__WORK INSTRUCTIONS__
From the data that follows, report how many lines hold the string "IPMV", giving only the number.

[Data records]
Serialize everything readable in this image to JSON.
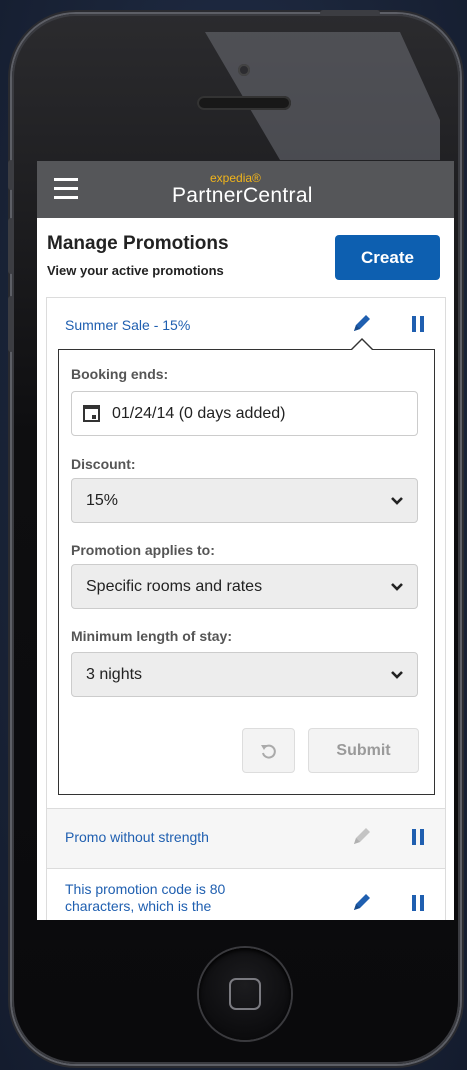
{
  "app": {
    "brand_small": "expedia®",
    "brand_name": "PartnerCentral"
  },
  "header": {
    "title": "Manage Promotions",
    "subtitle": "View your active promotions",
    "create_label": "Create"
  },
  "promotions": [
    {
      "name": "Summer Sale - 15%",
      "edit_enabled": true
    },
    {
      "name": "Promo without strength",
      "edit_enabled": false
    },
    {
      "name_line1": "This promotion code is 80",
      "name_line2": "characters, which is the",
      "edit_enabled": true
    }
  ],
  "edit_form": {
    "booking_ends_label": "Booking ends:",
    "booking_ends_value": "01/24/14 (0 days added)",
    "discount_label": "Discount:",
    "discount_value": "15%",
    "applies_label": "Promotion applies to:",
    "applies_value": "Specific rooms and rates",
    "min_stay_label": "Minimum length of stay:",
    "min_stay_value": "3 nights",
    "submit_label": "Submit"
  },
  "colors": {
    "accent_blue": "#0d5fb0",
    "link_blue": "#1f5fb0",
    "topbar_gray": "#555659",
    "brand_yellow": "#f2b51a"
  },
  "icons": [
    "menu-icon",
    "pencil-icon",
    "pause-icon",
    "calendar-icon",
    "chevron-down-icon",
    "undo-icon"
  ]
}
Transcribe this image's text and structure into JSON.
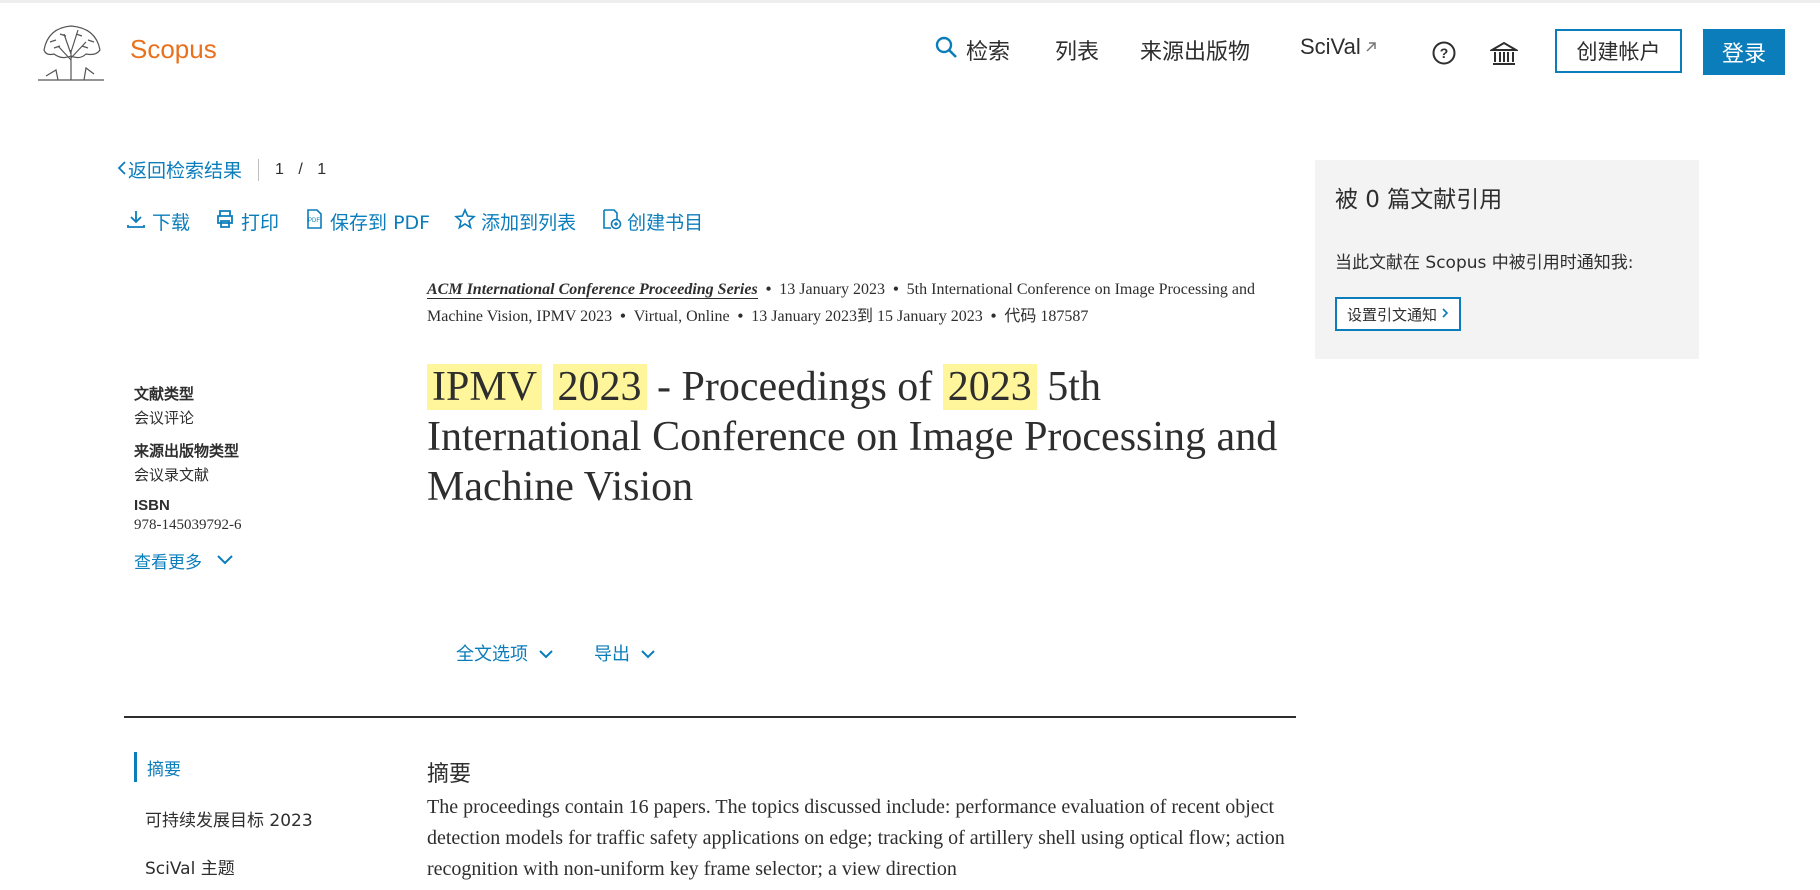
{
  "header": {
    "brand": "Scopus",
    "nav": {
      "search": "检索",
      "lists": "列表",
      "sources": "来源出版物",
      "scival": "SciVal"
    },
    "create_account": "创建帐户",
    "login": "登录",
    "accent": "#0c7dbb",
    "brand_color": "#e9711c"
  },
  "back": {
    "label": "返回检索结果",
    "page_current": "1",
    "page_sep": "/",
    "page_total": "1"
  },
  "actions": [
    {
      "label": "下载",
      "icon": "download-icon"
    },
    {
      "label": "打印",
      "icon": "print-icon"
    },
    {
      "label": "保存到 PDF",
      "icon": "pdf-icon"
    },
    {
      "label": "添加到列表",
      "icon": "star-icon"
    },
    {
      "label": "创建书目",
      "icon": "bibliography-icon"
    }
  ],
  "meta": {
    "series": "ACM International Conference Proceeding Series",
    "date": "13 January 2023",
    "conference": "5th International Conference on Image Processing and Machine Vision, IPMV 2023",
    "location": "Virtual, Online",
    "dates_range": "13 January 2023到 15 January 2023",
    "code": "代码 187587"
  },
  "info": {
    "doc_type_label": "文献类型",
    "doc_type_value": "会议评论",
    "source_type_label": "来源出版物类型",
    "source_type_value": "会议录文献",
    "isbn_label": "ISBN",
    "isbn_value": "978-145039792-6",
    "show_more": "查看更多"
  },
  "title": {
    "hl1": "IPMV",
    "hl2": "2023",
    "mid": "- Proceedings of",
    "hl3": "2023",
    "rest": "5th International Conference on Image Processing and Machine Vision",
    "highlight_color": "#fff59a"
  },
  "options": {
    "full_text": "全文选项",
    "export": "导出"
  },
  "sidenav": {
    "abstract": "摘要",
    "sdg": "可持续发展目标 2023",
    "scival_topics": "SciVal 主题"
  },
  "abstract": {
    "heading": "摘要",
    "text": "The proceedings contain 16 papers. The topics discussed include: performance evaluation of recent object detection models for traffic safety applications on edge; tracking of artillery shell using optical flow; action recognition with non-uniform key frame selector; a view direction"
  },
  "citations": {
    "heading": "被 0 篇文献引用",
    "note": "当此文献在 Scopus 中被引用时通知我:",
    "set_alert": "设置引文通知"
  }
}
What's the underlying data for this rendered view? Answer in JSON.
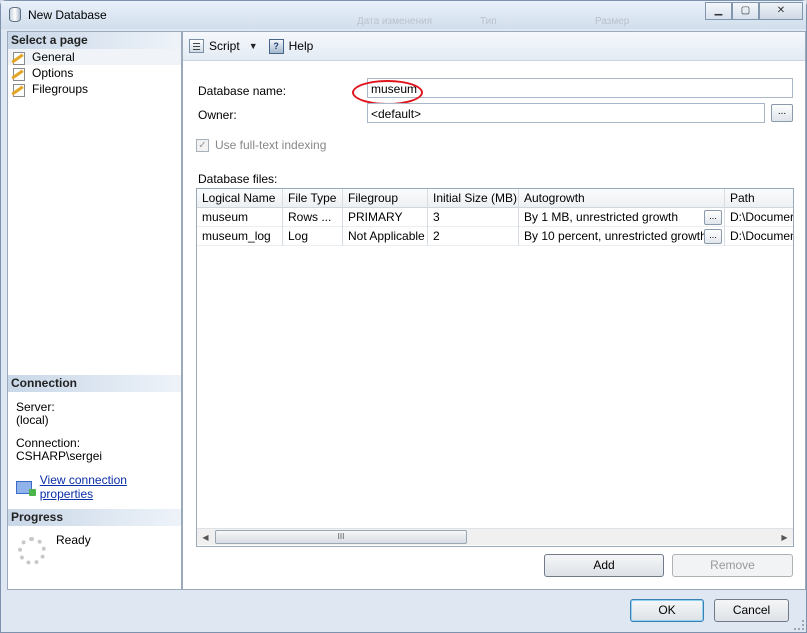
{
  "window": {
    "title": "New Database",
    "ghost_headers": [
      "Дата изменения",
      "Тип",
      "Размер"
    ],
    "buttons": {
      "minimize": "▁",
      "maximize": "▢",
      "close": "✕"
    }
  },
  "sidebar": {
    "select_page": "Select a page",
    "pages": [
      "General",
      "Options",
      "Filegroups"
    ],
    "connection": {
      "header": "Connection",
      "server_label": "Server:",
      "server_value": "(local)",
      "connection_label": "Connection:",
      "connection_value": "CSHARP\\sergei",
      "link": "View connection properties"
    },
    "progress": {
      "header": "Progress",
      "status": "Ready"
    }
  },
  "toolbar": {
    "script": "Script",
    "help": "Help"
  },
  "form": {
    "db_name_label": "Database name:",
    "db_name_value": "museum",
    "owner_label": "Owner:",
    "owner_value": "<default>",
    "owner_browse": "...",
    "fulltext_label": "Use full-text indexing",
    "fulltext_checked": true,
    "files_label": "Database files:"
  },
  "grid": {
    "columns": [
      "Logical Name",
      "File Type",
      "Filegroup",
      "Initial Size (MB)",
      "Autogrowth",
      "Path"
    ],
    "rows": [
      [
        "museum",
        "Rows ...",
        "PRIMARY",
        "3",
        "By 1 MB, unrestricted growth",
        "D:\\Documer"
      ],
      [
        "museum_log",
        "Log",
        "Not Applicable",
        "2",
        "By 10 percent, unrestricted growth",
        "D:\\Documen"
      ]
    ],
    "cell_button": "...",
    "scroll_thumb": "III"
  },
  "actions": {
    "add": "Add",
    "remove": "Remove",
    "ok": "OK",
    "cancel": "Cancel"
  },
  "colors": {
    "annotation": "#e0141c",
    "link": "#0b2fa8",
    "default_button": "#3c7fb1"
  }
}
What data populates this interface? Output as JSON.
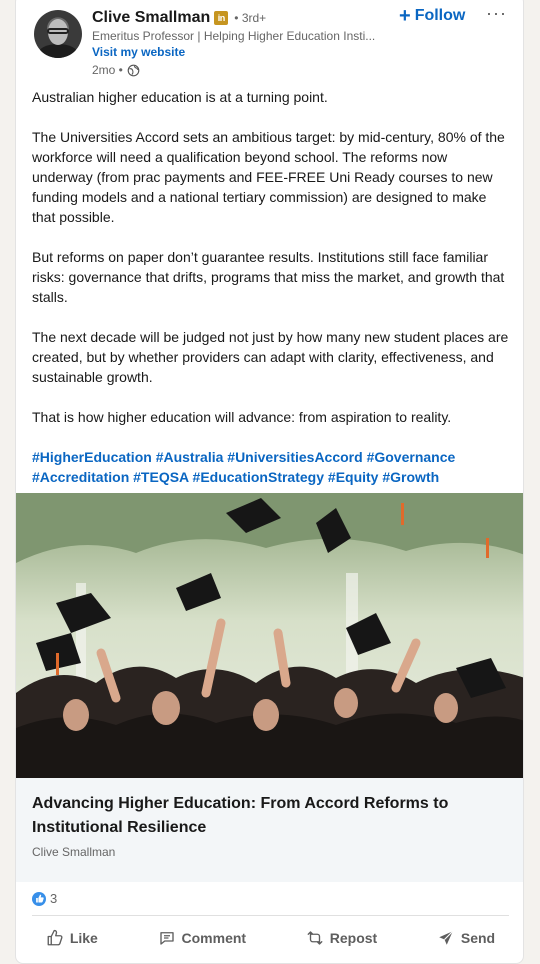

__COMPLETED TASK__
2